» **EXERCISE REQUIREMENTS**: Reproduce the passage of the anesthesia recovery article between "Recovery from general" and "from general anesthesia.", inclusive.

» **SELECTED EXTRACT**:
··········
Women Wake Up Faster -- From Anesthesia

Women wake up faster from general anesthesia than men according to the medical journalAnesthesiology.This was the first study to illustrate this fascinating phenomenon.

Recovery from general anesthesia has long been known to be affected by many factors. However, gender has never been recognized as one of the factors that influences the time a patient takes to emerge from general anesthesia.

The conclusion that women wake faster from anesthesia seems quite convincing for the following reasons:

  • This discovery was made in a study designed for a different purpose (to measure how quickly patients recover from their anesthetic when using a special monitor of the depth of anesthesia).
  • The study was conducted not just at one, but four separate medical centers -- at Duke University (Durham, NC), Emory University (Atlanta, GA), the University of North Carolina (Chapel Hill) and the Massachusetts General Hospital (Harvard Medical School in Boston, MA) -- and at all four centers, women awakened significantly faster than men.
  • The patients (274 in number) were randomly assigned to different treatment groups but received the same anesthesia and in all treatment groups, women woke up significantly faster than did men.

The lead author of the report, Dr. Tong J. Gan from Duke, told MedicineNet that he and his fellow investigators found that women wake up faster from general anesthesia by serendipity -- purely by accident!

The times from the end of anesthesia to eye opening and to a response to a verbal command were significantly different between men and women, meaning these differences were unlikely to be due to chance.

Men consistently had prolonged recovery times from anesthesia compared to women, supporting the principle that men and women differ in their sensitivity to anesthesia.

Although the anesthesia used in this study involved 3 agents -- propofol, alfentanil, and nitrous oxide -- the sedative propofol seems to be the agent responsible for the gender difference.

The molecular basis for this new difference between the sexes is still unknown. This type of difference between the sexes (termed a sexual dimorphism) appears to be a matter of pharmacogenetics -- genetic factors influencing the sensitivity to a drug.

The discovery that women awaken faster from general anesthesia than men may also explain why the incidence of awareness during surgery is reportedly higher in women. Women may awaken during surgery at higher concentrations of propofol and perhaps other anesthetic agents than men.
··········
(Stored records)
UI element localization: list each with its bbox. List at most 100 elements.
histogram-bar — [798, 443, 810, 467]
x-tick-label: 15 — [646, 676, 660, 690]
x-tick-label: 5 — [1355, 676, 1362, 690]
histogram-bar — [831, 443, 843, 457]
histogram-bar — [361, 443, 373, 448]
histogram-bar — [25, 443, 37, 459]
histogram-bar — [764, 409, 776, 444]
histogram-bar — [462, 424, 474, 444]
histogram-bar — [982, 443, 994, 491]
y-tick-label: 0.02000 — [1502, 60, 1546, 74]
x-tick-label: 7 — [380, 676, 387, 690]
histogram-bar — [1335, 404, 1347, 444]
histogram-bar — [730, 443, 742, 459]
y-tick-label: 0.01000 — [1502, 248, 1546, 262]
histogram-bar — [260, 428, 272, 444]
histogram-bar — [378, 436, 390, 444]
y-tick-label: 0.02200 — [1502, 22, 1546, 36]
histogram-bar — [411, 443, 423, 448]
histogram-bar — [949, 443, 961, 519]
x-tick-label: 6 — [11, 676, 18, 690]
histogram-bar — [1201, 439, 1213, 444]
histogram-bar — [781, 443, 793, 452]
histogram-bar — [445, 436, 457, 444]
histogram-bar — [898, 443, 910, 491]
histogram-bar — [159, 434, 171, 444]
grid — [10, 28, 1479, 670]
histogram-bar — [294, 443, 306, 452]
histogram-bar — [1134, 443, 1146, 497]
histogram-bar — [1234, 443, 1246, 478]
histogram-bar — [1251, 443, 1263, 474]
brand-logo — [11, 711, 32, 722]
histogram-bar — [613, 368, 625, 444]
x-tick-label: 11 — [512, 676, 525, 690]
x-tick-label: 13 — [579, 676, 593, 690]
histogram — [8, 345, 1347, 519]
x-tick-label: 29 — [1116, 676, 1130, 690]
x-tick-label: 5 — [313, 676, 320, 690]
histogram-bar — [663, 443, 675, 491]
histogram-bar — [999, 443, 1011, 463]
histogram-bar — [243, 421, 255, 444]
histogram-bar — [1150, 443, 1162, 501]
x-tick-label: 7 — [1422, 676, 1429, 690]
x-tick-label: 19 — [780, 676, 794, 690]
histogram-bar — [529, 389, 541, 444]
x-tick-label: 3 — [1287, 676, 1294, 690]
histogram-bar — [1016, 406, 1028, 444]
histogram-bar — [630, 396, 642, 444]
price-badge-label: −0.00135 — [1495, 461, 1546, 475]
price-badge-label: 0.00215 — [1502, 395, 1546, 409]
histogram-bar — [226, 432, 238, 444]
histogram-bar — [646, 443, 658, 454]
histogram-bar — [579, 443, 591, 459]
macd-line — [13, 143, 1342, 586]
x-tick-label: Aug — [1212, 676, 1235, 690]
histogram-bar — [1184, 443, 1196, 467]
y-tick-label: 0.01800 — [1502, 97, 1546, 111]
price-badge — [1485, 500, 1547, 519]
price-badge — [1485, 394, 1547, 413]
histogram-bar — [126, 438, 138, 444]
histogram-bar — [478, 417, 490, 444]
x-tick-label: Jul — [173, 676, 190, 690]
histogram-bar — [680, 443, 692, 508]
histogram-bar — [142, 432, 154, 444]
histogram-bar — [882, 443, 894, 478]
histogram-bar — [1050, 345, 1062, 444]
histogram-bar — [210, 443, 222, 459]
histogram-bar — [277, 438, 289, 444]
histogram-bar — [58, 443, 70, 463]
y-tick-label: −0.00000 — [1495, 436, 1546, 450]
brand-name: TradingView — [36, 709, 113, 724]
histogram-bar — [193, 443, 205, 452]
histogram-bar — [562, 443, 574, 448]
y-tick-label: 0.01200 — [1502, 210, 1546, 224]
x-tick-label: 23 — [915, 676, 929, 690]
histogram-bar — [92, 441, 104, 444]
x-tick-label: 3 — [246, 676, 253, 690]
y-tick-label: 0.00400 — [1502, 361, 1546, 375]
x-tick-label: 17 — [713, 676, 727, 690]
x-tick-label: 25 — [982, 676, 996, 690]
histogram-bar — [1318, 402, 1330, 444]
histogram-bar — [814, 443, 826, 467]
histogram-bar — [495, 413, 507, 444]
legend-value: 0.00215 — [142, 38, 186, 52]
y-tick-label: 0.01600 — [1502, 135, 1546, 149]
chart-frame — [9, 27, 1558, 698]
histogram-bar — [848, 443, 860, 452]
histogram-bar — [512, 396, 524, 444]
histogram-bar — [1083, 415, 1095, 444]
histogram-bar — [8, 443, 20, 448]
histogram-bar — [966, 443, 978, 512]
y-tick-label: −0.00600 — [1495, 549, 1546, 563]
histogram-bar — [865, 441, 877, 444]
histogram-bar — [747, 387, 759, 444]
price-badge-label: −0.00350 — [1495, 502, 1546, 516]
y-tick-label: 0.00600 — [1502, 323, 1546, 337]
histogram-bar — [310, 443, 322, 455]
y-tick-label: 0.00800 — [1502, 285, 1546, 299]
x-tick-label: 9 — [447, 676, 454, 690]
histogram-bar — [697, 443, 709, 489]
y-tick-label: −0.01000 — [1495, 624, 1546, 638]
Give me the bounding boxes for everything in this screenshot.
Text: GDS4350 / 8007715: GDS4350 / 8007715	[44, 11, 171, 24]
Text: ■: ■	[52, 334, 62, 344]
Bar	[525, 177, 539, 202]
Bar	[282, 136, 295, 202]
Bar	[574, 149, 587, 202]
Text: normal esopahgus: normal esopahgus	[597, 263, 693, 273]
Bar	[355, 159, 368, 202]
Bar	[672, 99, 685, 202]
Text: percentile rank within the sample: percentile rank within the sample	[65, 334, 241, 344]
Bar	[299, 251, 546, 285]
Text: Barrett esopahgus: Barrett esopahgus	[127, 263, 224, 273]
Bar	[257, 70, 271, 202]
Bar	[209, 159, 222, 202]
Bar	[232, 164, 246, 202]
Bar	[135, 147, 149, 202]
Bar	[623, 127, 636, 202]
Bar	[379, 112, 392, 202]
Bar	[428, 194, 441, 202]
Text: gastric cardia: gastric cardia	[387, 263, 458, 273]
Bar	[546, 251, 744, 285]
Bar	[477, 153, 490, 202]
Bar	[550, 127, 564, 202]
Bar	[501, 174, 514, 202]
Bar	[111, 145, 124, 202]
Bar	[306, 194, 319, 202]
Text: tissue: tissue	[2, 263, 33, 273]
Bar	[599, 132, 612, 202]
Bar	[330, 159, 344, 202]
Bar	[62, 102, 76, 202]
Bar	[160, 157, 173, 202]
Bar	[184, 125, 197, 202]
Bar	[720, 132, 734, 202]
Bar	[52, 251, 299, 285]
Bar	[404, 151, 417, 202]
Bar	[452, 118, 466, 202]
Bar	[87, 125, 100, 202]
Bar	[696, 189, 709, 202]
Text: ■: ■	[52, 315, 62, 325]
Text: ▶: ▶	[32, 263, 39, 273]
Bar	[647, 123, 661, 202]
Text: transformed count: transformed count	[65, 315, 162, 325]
··········
» **ANSWER TO THIS EXERCISE**:
Recovery from general anesthesia has long been known to be affected by many factors. However, gender has never been recognized as one of the factors that influences the time a patient takes to emerge from general anesthesia.